-------- Exercise data
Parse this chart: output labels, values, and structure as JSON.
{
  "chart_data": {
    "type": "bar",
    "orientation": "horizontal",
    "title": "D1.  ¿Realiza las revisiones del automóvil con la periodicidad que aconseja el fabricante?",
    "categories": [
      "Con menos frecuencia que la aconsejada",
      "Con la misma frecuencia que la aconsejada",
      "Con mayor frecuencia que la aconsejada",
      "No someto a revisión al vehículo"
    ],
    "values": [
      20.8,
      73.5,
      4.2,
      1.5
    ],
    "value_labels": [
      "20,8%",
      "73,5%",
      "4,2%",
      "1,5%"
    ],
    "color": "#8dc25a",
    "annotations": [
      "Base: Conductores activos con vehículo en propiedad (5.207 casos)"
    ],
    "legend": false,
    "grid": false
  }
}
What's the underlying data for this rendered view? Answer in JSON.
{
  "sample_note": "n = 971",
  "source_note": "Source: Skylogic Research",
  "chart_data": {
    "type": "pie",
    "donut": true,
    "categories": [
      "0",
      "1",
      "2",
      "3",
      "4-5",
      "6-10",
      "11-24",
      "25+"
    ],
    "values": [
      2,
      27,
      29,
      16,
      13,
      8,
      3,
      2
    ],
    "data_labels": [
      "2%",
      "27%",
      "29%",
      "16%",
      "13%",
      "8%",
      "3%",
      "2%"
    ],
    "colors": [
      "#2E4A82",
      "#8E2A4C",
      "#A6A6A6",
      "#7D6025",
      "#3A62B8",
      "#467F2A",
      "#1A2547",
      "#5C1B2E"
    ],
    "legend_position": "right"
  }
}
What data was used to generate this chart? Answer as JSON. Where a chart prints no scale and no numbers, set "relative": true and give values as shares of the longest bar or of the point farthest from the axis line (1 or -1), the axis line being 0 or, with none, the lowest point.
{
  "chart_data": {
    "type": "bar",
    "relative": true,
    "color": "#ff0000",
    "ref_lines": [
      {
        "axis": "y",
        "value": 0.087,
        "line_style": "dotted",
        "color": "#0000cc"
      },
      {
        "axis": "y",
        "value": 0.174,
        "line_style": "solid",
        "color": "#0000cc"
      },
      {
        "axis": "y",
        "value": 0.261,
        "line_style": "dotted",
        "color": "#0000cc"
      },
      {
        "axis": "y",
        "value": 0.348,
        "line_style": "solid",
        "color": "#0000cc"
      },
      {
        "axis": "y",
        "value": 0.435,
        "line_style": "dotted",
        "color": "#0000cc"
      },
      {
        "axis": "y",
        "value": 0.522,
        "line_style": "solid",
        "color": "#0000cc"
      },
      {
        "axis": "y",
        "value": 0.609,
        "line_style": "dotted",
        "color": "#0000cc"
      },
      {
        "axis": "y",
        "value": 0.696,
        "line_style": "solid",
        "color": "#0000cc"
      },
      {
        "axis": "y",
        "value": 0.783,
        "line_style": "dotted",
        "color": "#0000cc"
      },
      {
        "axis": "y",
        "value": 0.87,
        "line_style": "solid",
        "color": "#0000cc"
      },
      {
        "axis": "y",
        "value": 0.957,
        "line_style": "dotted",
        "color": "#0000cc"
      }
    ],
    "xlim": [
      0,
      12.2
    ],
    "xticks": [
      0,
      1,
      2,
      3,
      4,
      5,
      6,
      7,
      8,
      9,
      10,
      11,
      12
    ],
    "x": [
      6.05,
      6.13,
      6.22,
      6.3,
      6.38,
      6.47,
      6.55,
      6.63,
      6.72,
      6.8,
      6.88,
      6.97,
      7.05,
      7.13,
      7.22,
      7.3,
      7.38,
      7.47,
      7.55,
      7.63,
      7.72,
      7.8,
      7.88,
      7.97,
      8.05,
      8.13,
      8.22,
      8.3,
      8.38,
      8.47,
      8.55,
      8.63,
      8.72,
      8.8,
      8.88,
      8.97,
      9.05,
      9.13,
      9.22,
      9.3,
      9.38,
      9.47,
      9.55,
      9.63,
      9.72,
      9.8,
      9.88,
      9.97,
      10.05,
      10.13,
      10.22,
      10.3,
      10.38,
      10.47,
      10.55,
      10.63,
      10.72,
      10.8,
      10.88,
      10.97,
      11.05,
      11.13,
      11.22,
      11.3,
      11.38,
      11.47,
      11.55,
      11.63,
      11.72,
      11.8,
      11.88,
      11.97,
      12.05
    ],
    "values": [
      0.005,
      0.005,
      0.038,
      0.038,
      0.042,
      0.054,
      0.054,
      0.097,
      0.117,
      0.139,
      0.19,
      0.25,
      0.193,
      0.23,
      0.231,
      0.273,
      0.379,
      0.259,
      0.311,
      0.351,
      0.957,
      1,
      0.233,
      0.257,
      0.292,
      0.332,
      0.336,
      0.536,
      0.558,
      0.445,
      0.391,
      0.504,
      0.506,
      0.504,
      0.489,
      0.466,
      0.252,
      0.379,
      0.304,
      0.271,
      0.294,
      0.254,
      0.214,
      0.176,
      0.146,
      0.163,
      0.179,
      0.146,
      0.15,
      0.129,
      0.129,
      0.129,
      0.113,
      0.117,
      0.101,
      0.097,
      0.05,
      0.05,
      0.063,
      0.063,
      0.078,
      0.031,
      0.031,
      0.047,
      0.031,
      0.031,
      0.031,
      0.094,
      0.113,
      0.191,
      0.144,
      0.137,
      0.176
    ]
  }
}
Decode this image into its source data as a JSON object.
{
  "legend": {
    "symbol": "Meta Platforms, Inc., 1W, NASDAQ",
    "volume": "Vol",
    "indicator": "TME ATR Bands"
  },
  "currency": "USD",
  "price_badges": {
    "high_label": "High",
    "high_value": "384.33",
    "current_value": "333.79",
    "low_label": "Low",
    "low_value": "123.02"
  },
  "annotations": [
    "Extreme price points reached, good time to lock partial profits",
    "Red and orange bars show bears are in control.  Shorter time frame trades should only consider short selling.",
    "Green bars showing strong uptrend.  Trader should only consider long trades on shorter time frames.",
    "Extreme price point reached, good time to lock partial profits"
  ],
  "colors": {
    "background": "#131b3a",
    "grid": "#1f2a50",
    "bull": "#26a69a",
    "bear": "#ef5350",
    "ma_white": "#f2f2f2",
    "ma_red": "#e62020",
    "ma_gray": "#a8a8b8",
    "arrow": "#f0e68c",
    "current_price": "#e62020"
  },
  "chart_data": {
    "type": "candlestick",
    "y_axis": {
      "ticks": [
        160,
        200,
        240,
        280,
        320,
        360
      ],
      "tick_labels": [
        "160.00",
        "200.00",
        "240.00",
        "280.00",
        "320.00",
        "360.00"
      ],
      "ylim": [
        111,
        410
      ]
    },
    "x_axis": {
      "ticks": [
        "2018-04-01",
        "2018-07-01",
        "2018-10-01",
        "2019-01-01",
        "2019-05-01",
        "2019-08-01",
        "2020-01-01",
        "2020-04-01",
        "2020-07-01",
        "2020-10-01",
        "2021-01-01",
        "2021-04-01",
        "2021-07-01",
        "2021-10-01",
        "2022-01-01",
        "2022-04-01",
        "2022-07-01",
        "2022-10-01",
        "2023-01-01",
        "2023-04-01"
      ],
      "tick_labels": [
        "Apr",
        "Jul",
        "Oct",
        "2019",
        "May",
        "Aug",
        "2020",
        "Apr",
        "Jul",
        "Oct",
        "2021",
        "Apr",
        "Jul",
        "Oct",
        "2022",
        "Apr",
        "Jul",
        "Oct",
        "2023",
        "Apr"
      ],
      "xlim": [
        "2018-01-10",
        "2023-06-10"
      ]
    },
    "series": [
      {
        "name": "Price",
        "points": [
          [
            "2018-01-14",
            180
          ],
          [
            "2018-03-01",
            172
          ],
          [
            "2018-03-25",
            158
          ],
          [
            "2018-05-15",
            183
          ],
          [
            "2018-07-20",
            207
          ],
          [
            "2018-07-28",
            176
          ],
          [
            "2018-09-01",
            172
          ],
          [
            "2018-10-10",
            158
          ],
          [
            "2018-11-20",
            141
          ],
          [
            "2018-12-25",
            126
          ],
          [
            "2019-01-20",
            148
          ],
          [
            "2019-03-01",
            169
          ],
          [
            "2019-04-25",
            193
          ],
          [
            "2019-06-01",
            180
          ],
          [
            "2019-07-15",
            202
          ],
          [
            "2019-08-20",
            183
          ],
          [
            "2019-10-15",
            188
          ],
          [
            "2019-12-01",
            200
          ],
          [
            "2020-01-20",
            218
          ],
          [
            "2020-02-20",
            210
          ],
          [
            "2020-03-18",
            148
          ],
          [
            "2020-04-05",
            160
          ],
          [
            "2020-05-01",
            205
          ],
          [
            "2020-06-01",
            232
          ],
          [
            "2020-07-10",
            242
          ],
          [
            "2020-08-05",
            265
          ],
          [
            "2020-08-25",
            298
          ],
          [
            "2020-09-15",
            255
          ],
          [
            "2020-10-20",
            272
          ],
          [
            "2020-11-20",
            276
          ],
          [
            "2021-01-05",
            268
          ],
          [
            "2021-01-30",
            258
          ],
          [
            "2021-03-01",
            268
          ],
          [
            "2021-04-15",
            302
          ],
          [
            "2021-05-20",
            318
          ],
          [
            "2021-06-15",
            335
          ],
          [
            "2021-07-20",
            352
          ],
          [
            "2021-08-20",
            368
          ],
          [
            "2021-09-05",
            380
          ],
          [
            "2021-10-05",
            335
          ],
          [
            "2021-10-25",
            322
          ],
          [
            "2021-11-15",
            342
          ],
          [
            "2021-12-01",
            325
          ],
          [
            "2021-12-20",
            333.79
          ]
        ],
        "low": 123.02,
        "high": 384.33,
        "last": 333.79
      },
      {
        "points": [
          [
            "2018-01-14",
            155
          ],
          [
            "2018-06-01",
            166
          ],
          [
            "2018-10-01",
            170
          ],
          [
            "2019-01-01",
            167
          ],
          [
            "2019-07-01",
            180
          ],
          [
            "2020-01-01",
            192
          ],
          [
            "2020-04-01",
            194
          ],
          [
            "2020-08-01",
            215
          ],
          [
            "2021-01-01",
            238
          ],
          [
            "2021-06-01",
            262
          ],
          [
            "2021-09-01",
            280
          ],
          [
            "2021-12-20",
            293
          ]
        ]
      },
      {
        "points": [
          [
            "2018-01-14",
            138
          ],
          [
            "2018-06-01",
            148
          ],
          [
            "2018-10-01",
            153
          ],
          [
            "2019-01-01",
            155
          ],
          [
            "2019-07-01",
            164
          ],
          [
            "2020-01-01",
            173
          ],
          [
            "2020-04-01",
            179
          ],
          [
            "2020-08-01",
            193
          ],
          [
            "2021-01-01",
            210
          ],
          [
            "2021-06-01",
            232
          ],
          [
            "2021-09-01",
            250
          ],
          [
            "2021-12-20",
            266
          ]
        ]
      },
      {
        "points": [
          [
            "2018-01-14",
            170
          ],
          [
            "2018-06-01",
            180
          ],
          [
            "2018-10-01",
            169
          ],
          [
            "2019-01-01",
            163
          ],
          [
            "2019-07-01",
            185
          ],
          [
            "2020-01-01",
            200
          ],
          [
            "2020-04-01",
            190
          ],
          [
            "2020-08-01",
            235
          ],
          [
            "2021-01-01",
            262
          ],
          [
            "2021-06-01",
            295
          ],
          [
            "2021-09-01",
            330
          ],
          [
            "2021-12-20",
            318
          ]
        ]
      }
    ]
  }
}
----------------
From the data above, pick out each line containing "time" and copy it.

    "Extreme price points reached, good time to lock partial profits",
    "Red and orange bars show bears are in control.  Shorter time frame trades should only consider short selling.",
    "Green bars showing strong uptrend.  Trader should only consider long trades on shorter time frames.",
    "Extreme price point reached, good time to lock partial profits"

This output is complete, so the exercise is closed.